◆ **DIRECTIONS FOR THIS TASK**
For each line of the data below that holds "extending", copy the line.

◆ **RECORDS FOR THE EXERCISE**
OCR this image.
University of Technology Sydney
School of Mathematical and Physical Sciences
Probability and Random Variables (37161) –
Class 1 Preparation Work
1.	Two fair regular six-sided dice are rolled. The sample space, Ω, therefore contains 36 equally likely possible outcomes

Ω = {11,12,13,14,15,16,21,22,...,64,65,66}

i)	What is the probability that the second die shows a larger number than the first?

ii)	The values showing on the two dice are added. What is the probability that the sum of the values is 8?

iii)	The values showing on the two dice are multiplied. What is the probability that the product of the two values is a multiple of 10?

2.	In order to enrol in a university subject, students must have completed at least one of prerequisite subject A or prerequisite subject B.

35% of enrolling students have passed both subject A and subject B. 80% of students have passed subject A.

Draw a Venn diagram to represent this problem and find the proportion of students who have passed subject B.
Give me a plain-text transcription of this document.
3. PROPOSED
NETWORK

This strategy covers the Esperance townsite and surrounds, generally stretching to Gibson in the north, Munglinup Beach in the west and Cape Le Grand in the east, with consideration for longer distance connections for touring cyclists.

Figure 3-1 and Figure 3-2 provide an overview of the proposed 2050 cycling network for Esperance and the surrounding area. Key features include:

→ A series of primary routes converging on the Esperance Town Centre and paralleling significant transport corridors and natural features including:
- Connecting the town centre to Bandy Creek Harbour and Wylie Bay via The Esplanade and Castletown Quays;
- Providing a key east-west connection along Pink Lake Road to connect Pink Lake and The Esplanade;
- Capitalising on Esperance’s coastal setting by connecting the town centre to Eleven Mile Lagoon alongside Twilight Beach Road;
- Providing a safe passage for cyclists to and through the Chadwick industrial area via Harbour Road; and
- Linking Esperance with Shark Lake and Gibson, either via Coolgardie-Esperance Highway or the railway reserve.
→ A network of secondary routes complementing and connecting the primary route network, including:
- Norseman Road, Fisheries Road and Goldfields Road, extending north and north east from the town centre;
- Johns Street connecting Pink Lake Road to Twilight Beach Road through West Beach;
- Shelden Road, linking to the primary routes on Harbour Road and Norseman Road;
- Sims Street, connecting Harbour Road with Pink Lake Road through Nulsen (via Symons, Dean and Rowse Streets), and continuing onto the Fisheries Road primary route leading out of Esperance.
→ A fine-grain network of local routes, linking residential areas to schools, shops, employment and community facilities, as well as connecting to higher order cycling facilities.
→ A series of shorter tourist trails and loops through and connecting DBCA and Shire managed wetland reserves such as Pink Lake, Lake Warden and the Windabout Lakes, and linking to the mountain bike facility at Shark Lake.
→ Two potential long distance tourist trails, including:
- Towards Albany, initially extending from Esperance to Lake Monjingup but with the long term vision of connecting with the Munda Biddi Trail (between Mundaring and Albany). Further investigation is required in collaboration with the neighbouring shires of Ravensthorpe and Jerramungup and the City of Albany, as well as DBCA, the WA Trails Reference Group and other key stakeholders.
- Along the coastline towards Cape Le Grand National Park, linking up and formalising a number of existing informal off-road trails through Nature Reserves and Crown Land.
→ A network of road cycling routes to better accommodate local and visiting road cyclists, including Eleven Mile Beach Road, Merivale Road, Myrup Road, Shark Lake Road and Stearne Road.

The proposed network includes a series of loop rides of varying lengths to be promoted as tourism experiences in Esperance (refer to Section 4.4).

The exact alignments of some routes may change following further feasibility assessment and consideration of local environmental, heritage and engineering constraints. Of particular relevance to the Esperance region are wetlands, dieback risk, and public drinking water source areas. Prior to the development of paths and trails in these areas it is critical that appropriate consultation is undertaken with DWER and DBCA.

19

◆ **RESULT OF THIS EXERCISE**
- Norseman Road, Fisheries Road and Goldfields Road, extending north and north east from the town centre;
- Towards Albany, initially extending from Esperance to Lake Monjingup but with the long term vision of connecting with the Munda Biddi Trail (between Mundaring and Albany). Further investigation is required in collaboration with the neighbouring shires of Ravensthorpe and Jerramungup and the City of Albany, as well as DBCA, the WA Trails Reference Group and other key stakeholders.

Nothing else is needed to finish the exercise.